**Work to do:** Scan the data for lines with "government" and report the count by itself.

(Figure data in JSON)
:::

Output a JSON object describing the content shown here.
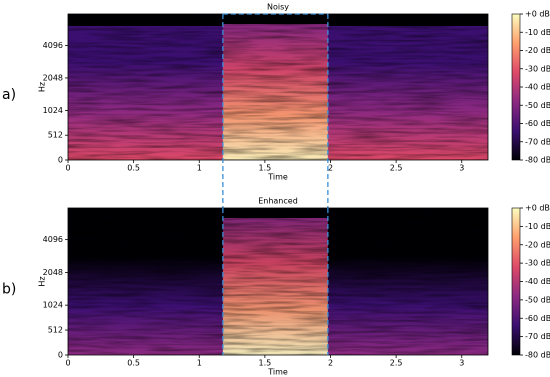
{
  "chart_data": [
    {
      "type": "spectrogram",
      "panel_label": "a)",
      "title": "Noisy",
      "xlabel": "Time",
      "ylabel": "Hz",
      "xlim": [
        0,
        3.2
      ],
      "xticks": [
        0,
        0.5,
        1,
        1.5,
        2,
        2.5,
        3
      ],
      "ylim": [
        0,
        8000
      ],
      "yscale": "mel",
      "yticks": [
        0,
        512,
        1024,
        2048,
        4096
      ],
      "clim": [
        -80,
        0
      ],
      "cticks": [
        {
          "value": 0,
          "label": "+0 dB"
        },
        {
          "value": -10,
          "label": "-10 dB"
        },
        {
          "value": -20,
          "label": "-20 dB"
        },
        {
          "value": -30,
          "label": "-30 dB"
        },
        {
          "value": -40,
          "label": "-40 dB"
        },
        {
          "value": -50,
          "label": "-50 dB"
        },
        {
          "value": -60,
          "label": "-60 dB"
        },
        {
          "value": -70,
          "label": "-70 dB"
        },
        {
          "value": -80,
          "label": "-80 dB"
        }
      ],
      "colormap": [
        "#000004",
        "#3b0f70",
        "#8c2981",
        "#de4968",
        "#fe9f6d",
        "#fcfdbf"
      ],
      "highlight": [
        1.18,
        1.98
      ]
    },
    {
      "type": "spectrogram",
      "panel_label": "b)",
      "title": "Enhanced",
      "xlabel": "Time",
      "ylabel": "Hz",
      "xlim": [
        0,
        3.2
      ],
      "xticks": [
        0,
        0.5,
        1,
        1.5,
        2,
        2.5,
        3
      ],
      "ylim": [
        0,
        8000
      ],
      "yscale": "mel",
      "yticks": [
        0,
        512,
        1024,
        2048,
        4096
      ],
      "clim": [
        -80,
        0
      ],
      "cticks": [
        {
          "value": 0,
          "label": "+0 dB"
        },
        {
          "value": -10,
          "label": "-10 dB"
        },
        {
          "value": -20,
          "label": "-20 dB"
        },
        {
          "value": -30,
          "label": "-30 dB"
        },
        {
          "value": -40,
          "label": "-40 dB"
        },
        {
          "value": -50,
          "label": "-50 dB"
        },
        {
          "value": -60,
          "label": "-60 dB"
        },
        {
          "value": -70,
          "label": "-70 dB"
        },
        {
          "value": -80,
          "label": "-80 dB"
        }
      ],
      "colormap": [
        "#000004",
        "#3b0f70",
        "#8c2981",
        "#de4968",
        "#fe9f6d",
        "#fcfdbf"
      ],
      "highlight": [
        1.18,
        1.98
      ]
    }
  ]
}
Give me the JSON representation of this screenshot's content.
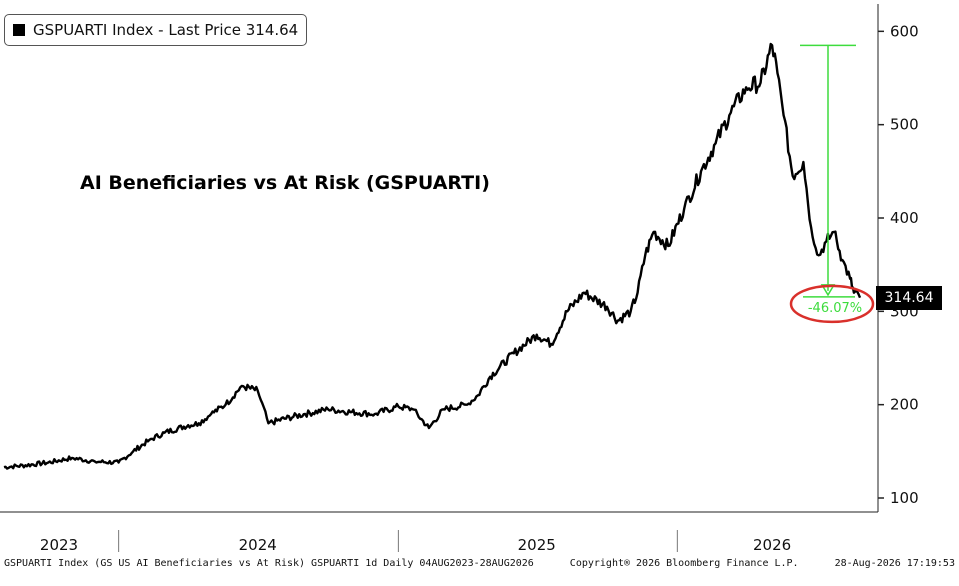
{
  "legend": {
    "text": "GSPUARTI Index - Last Price 314.64"
  },
  "last_price_tag": "314.64",
  "footer": {
    "left": "GSPUARTI Index (GS US AI Beneficiaries vs At Risk) GSPUARTI 1d Daily 04AUG2023-28AUG2026",
    "middle": "Copyright® 2026 Bloomberg Finance L.P.",
    "right": "28-Aug-2026 17:19:53"
  },
  "chart_data": {
    "type": "line",
    "title": "AI Beneficiaries vs At Risk (GSPUARTI)",
    "xlabel": "",
    "ylabel": "",
    "x_range": [
      "2023-08-04",
      "2026-08-28"
    ],
    "ylim": [
      85,
      625
    ],
    "y_ticks": [
      100,
      200,
      300,
      400,
      500,
      600
    ],
    "x_tick_labels": [
      {
        "label": "2023",
        "date": "2023-10-15"
      },
      {
        "label": "2024",
        "date": "2024-07-01"
      },
      {
        "label": "2025",
        "date": "2025-07-01"
      },
      {
        "label": "2026",
        "date": "2026-05-05"
      }
    ],
    "year_separators": [
      "2024-01-01",
      "2025-01-01",
      "2026-01-01"
    ],
    "grid": false,
    "axis_position": "right",
    "line_color": "#000000",
    "accent_color": "#3ddc3d",
    "highlight_color": "#d9302b",
    "series": [
      {
        "x": [
          "2023-08-04",
          "2023-09-01",
          "2023-10-01",
          "2023-11-01",
          "2023-12-01",
          "2024-01-01",
          "2024-01-20",
          "2024-02-10",
          "2024-03-01",
          "2024-04-01",
          "2024-04-15",
          "2024-05-01",
          "2024-05-20",
          "2024-06-10",
          "2024-07-01",
          "2024-07-15",
          "2024-08-05",
          "2024-09-01",
          "2024-10-01",
          "2024-11-01",
          "2024-12-01",
          "2025-01-01",
          "2025-01-20",
          "2025-02-10",
          "2025-03-01",
          "2025-04-01",
          "2025-04-15",
          "2025-05-01",
          "2025-06-01",
          "2025-07-01",
          "2025-07-20",
          "2025-08-10",
          "2025-09-01",
          "2025-10-01",
          "2025-10-15",
          "2025-11-01",
          "2025-11-10",
          "2025-11-20",
          "2025-12-01",
          "2025-12-20",
          "2026-01-10",
          "2026-02-01",
          "2026-02-20",
          "2026-03-10",
          "2026-04-01",
          "2026-04-20",
          "2026-05-05",
          "2026-05-12",
          "2026-05-20",
          "2026-06-01",
          "2026-06-15",
          "2026-06-25",
          "2026-07-05",
          "2026-07-15",
          "2026-07-25",
          "2026-08-05",
          "2026-08-15",
          "2026-08-20",
          "2026-08-28"
        ],
        "values": [
          133,
          135,
          138,
          143,
          139,
          138,
          150,
          162,
          170,
          178,
          180,
          190,
          200,
          220,
          215,
          180,
          185,
          190,
          195,
          192,
          190,
          198,
          195,
          175,
          195,
          200,
          210,
          230,
          255,
          275,
          265,
          300,
          320,
          305,
          290,
          300,
          320,
          360,
          385,
          370,
          410,
          450,
          480,
          510,
          540,
          545,
          585,
          555,
          510,
          445,
          460,
          390,
          360,
          375,
          385,
          355,
          335,
          320,
          314.64
        ]
      }
    ],
    "drawdown": {
      "label": "-46.07%",
      "peak_value": 585,
      "trough_value": 315.5
    }
  }
}
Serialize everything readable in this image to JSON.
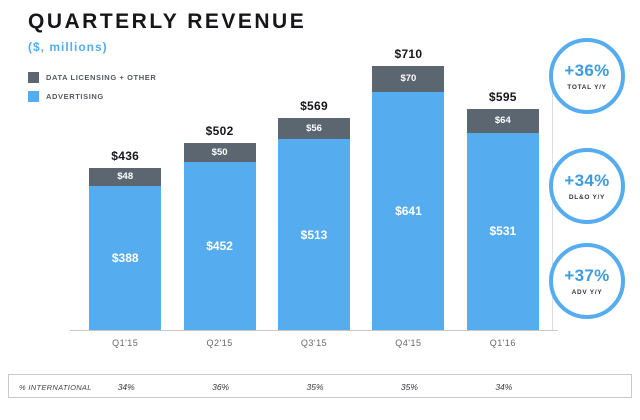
{
  "header": {
    "title": "QUARTERLY REVENUE",
    "subtitle": "($, millions)"
  },
  "legend": {
    "items": [
      {
        "label": "DATA LICENSING + OTHER",
        "color": "#5b6670"
      },
      {
        "label": "ADVERTISING",
        "color": "#55acee"
      }
    ]
  },
  "chart_data": {
    "type": "bar",
    "stacked": true,
    "title": "QUARTERLY REVENUE",
    "subtitle": "($, millions)",
    "categories": [
      "Q1'15",
      "Q2'15",
      "Q3'15",
      "Q4'15",
      "Q1'16"
    ],
    "series": [
      {
        "name": "ADVERTISING",
        "color": "#55acee",
        "values": [
          388,
          452,
          513,
          641,
          531
        ]
      },
      {
        "name": "DATA LICENSING + OTHER",
        "color": "#5b6670",
        "values": [
          48,
          50,
          56,
          70,
          64
        ]
      }
    ],
    "totals": [
      436,
      502,
      569,
      710,
      595
    ],
    "value_prefix": "$",
    "ylim": [
      0,
      710
    ],
    "grid": false,
    "legend_position": "top-left"
  },
  "badges": [
    {
      "value": "+36%",
      "label": "TOTAL Y/Y"
    },
    {
      "value": "+34%",
      "label": "DL&O Y/Y"
    },
    {
      "value": "+37%",
      "label": "ADV Y/Y"
    }
  ],
  "footer": {
    "label": "% INTERNATIONAL",
    "values": [
      "34%",
      "36%",
      "35%",
      "35%",
      "34%"
    ]
  },
  "colors": {
    "advertising": "#55acee",
    "data_licensing": "#5b6670",
    "accent": "#55acee"
  }
}
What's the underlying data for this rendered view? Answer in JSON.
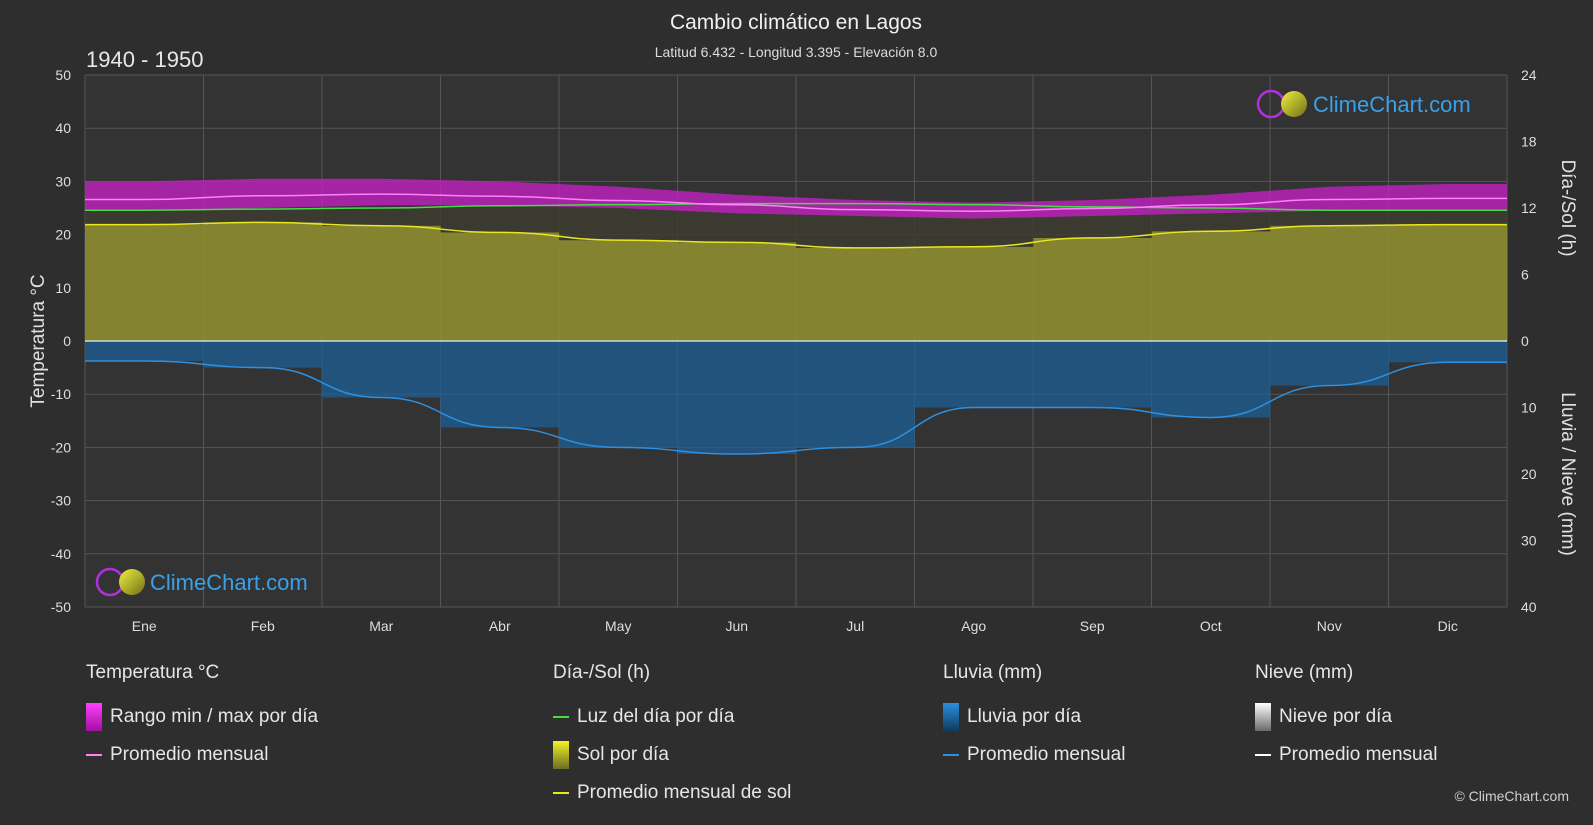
{
  "header": {
    "title": "Cambio climático en Lagos",
    "subtitle": "Latitud 6.432 - Longitud 3.395 - Elevación 8.0",
    "period": "1940 - 1950"
  },
  "brand": {
    "logo_text": "ClimeChart.com",
    "copyright": "© ClimeChart.com"
  },
  "colors": {
    "background": "#2e2e2e",
    "temp_range": "#c020c0",
    "temp_avg": "#ff80ff",
    "daylight": "#44dd44",
    "sun_fill": "#8c8c30",
    "sun_avg": "#e8e820",
    "rain_fill": "#1e5f96",
    "rain_avg": "#2e90e0",
    "snow_avg": "#ffffff"
  },
  "chart_data": {
    "type": "area",
    "x_categories": [
      "Ene",
      "Feb",
      "Mar",
      "Abr",
      "May",
      "Jun",
      "Jul",
      "Ago",
      "Sep",
      "Oct",
      "Nov",
      "Dic"
    ],
    "left_axis": {
      "label": "Temperatura °C",
      "range": [
        -50,
        50
      ],
      "ticks": [
        50,
        40,
        30,
        20,
        10,
        0,
        -10,
        -20,
        -30,
        -40,
        -50
      ]
    },
    "right_axis_top": {
      "label": "Día-/Sol (h)",
      "range": [
        0,
        24
      ],
      "ticks": [
        24,
        18,
        12,
        6,
        0
      ]
    },
    "right_axis_bottom": {
      "label": "Lluvia / Nieve (mm)",
      "range": [
        0,
        40
      ],
      "ticks": [
        0,
        10,
        20,
        30,
        40
      ]
    },
    "grid": true,
    "series": [
      {
        "name": "Rango min / max por día",
        "unit": "°C",
        "min": [
          24.5,
          25.0,
          25.5,
          25.5,
          25.0,
          24.0,
          23.5,
          23.0,
          23.5,
          24.0,
          24.5,
          24.5
        ],
        "max": [
          30.0,
          30.5,
          30.5,
          30.0,
          29.0,
          27.5,
          26.5,
          26.0,
          26.5,
          27.5,
          29.0,
          29.5
        ]
      },
      {
        "name": "Promedio mensual",
        "unit": "°C",
        "values": [
          26.6,
          27.3,
          27.6,
          27.2,
          26.4,
          25.6,
          24.7,
          24.4,
          24.9,
          25.6,
          26.6,
          26.8
        ]
      },
      {
        "name": "Luz del día por día",
        "unit": "h",
        "values": [
          11.8,
          11.9,
          12.0,
          12.2,
          12.3,
          12.4,
          12.4,
          12.3,
          12.1,
          12.0,
          11.8,
          11.8
        ]
      },
      {
        "name": "Sol por día",
        "unit": "h",
        "values": [
          10.5,
          10.7,
          10.4,
          9.8,
          9.1,
          8.9,
          8.4,
          8.5,
          9.3,
          9.9,
          10.4,
          10.5
        ]
      },
      {
        "name": "Promedio mensual de sol",
        "unit": "h",
        "values": [
          10.5,
          10.7,
          10.4,
          9.8,
          9.1,
          8.9,
          8.4,
          8.5,
          9.3,
          9.9,
          10.4,
          10.5
        ]
      },
      {
        "name": "Lluvia por día",
        "unit": "mm",
        "values": [
          3.0,
          4.0,
          8.5,
          13.0,
          16.0,
          17.0,
          16.0,
          10.0,
          10.0,
          11.5,
          6.7,
          3.2
        ]
      },
      {
        "name": "Promedio mensual",
        "unit": "mm",
        "values": [
          3.0,
          4.0,
          8.5,
          13.0,
          16.0,
          17.0,
          16.0,
          10.0,
          10.0,
          11.5,
          6.7,
          3.2
        ]
      },
      {
        "name": "Nieve por día",
        "unit": "mm",
        "values": [
          0,
          0,
          0,
          0,
          0,
          0,
          0,
          0,
          0,
          0,
          0,
          0
        ]
      },
      {
        "name": "Promedio mensual",
        "unit": "mm",
        "values": [
          0,
          0,
          0,
          0,
          0,
          0,
          0,
          0,
          0,
          0,
          0,
          0
        ]
      }
    ]
  },
  "legend": {
    "temperature": {
      "heading": "Temperatura °C",
      "range": "Rango min / max por día",
      "avg": "Promedio mensual"
    },
    "sun": {
      "heading": "Día-/Sol (h)",
      "daylight": "Luz del día por día",
      "sun": "Sol por día",
      "avg": "Promedio mensual de sol"
    },
    "rain": {
      "heading": "Lluvia (mm)",
      "rain": "Lluvia por día",
      "avg": "Promedio mensual"
    },
    "snow": {
      "heading": "Nieve (mm)",
      "snow": "Nieve por día",
      "avg": "Promedio mensual"
    }
  }
}
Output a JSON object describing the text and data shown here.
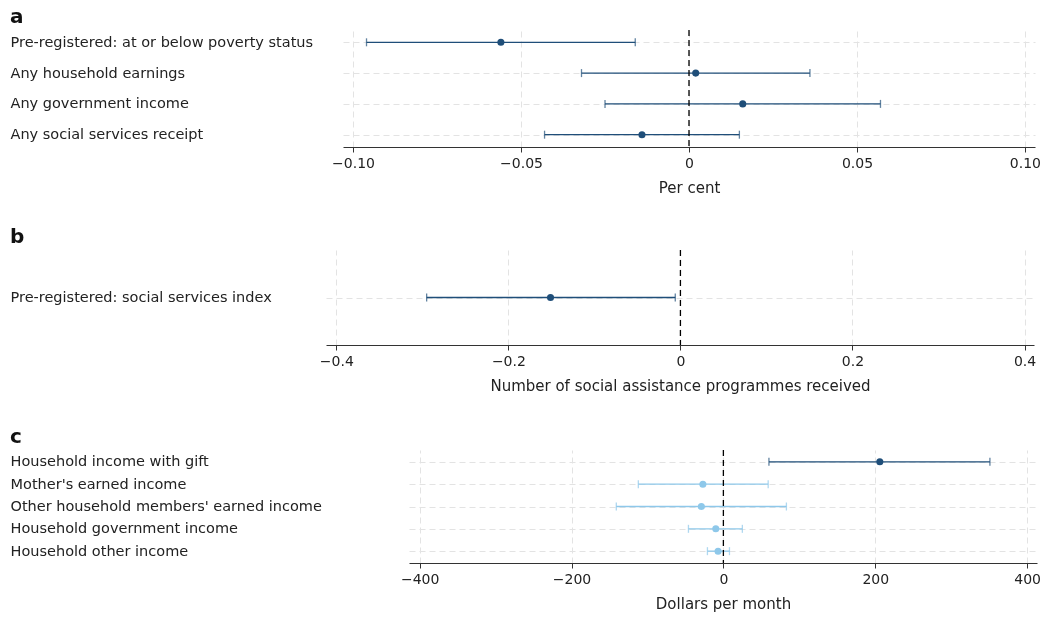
{
  "chart_data": [
    {
      "type": "scatter",
      "title": "a",
      "xlabel": "Per cent",
      "orientation": "horizontal",
      "marker": "circle",
      "grid": true,
      "categories": [
        "Pre-registered: at or below poverty status",
        "Any household earnings",
        "Any government income",
        "Any social services receipt"
      ],
      "series": [
        {
          "color": "#1f4e79",
          "values": [
            -0.056,
            0.002,
            0.016,
            -0.014
          ],
          "errors": [
            [
              -0.096,
              -0.016
            ],
            [
              -0.032,
              0.036
            ],
            [
              -0.025,
              0.057
            ],
            [
              -0.043,
              0.015
            ]
          ]
        }
      ],
      "xlim": [
        -0.103,
        0.103
      ],
      "xticks": [
        {
          "value": -0.1,
          "label": "−0.10"
        },
        {
          "value": -0.05,
          "label": "−0.05"
        },
        0,
        {
          "value": 0.05,
          "label": "0.05"
        },
        {
          "value": 0.1,
          "label": "0.10"
        }
      ],
      "ref_lines": [
        {
          "axis": "x",
          "value": 0,
          "color": "#000000",
          "line_style": "dashed"
        }
      ]
    },
    {
      "type": "scatter",
      "title": "b",
      "xlabel": "Number of social assistance programmes received",
      "orientation": "horizontal",
      "marker": "circle",
      "grid": true,
      "categories": [
        "Pre-registered: social services index"
      ],
      "series": [
        {
          "color": "#1f4e79",
          "values": [
            -0.151
          ],
          "errors": [
            [
              -0.295,
              -0.006
            ]
          ]
        }
      ],
      "xlim": [
        -0.412,
        0.411
      ],
      "xticks": [
        {
          "value": -0.4,
          "label": "−0.4"
        },
        {
          "value": -0.2,
          "label": "−0.2"
        },
        0,
        0.2,
        0.4
      ],
      "ref_lines": [
        {
          "axis": "x",
          "value": 0,
          "color": "#000000",
          "line_style": "dashed"
        }
      ]
    },
    {
      "type": "scatter",
      "title": "c",
      "xlabel": "Dollars per month",
      "orientation": "horizontal",
      "marker": "circle",
      "grid": true,
      "categories": [
        "Household income with gift",
        "Mother's earned income",
        "Other household members' earned income",
        "Household government income",
        "Household other income"
      ],
      "series": [
        {
          "color": "#1f4e79",
          "values": [
            206,
            null,
            null,
            null,
            null
          ],
          "errors": [
            [
              60,
              351
            ],
            null,
            null,
            null,
            null
          ]
        },
        {
          "color": "#8ec8ea",
          "values": [
            null,
            -27,
            -29,
            -10,
            -7
          ],
          "errors": [
            null,
            [
              -112,
              59
            ],
            [
              -141,
              83
            ],
            [
              -46,
              25
            ],
            [
              -21,
              8
            ]
          ]
        }
      ],
      "xlim": [
        -414,
        413
      ],
      "xticks": [
        {
          "value": -400,
          "label": "−400"
        },
        {
          "value": -200,
          "label": "−200"
        },
        0,
        200,
        400
      ],
      "ref_lines": [
        {
          "axis": "x",
          "value": 0,
          "color": "#000000",
          "line_style": "dashed"
        }
      ]
    }
  ]
}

:::

**Solution to the exercise:** 2